*Exercise prompt*.
Restate the full listing word for word and leave the pictures out.

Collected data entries
++++++++
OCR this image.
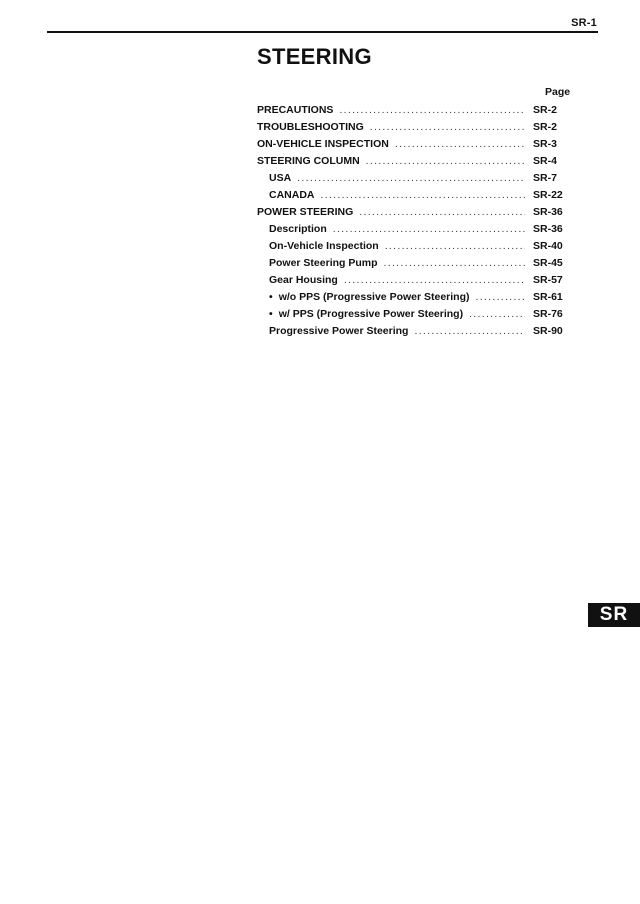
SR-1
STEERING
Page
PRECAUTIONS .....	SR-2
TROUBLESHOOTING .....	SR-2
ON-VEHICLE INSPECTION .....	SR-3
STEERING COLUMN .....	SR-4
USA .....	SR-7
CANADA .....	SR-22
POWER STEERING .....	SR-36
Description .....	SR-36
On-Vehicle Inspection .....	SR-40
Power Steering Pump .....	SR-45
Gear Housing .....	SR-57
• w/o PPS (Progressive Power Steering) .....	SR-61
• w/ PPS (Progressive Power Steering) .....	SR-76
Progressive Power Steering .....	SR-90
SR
++++++++
*Final result*.
OCR this image.
SR-1
STEERING
Page
PRECAUTIONS .....	SR-2
TROUBLESHOOTING .....	SR-2
ON-VEHICLE INSPECTION .....	SR-3
STEERING COLUMN .....	SR-4
USA .....	SR-7
CANADA .....	SR-22
POWER STEERING .....	SR-36
Description .....	SR-36
On-Vehicle Inspection .....	SR-40
Power Steering Pump .....	SR-45
Gear Housing .....	SR-57
• w/o PPS (Progressive Power Steering) .....	SR-61
• w/ PPS (Progressive Power Steering) .....	SR-76
Progressive Power Steering .....	SR-90
SR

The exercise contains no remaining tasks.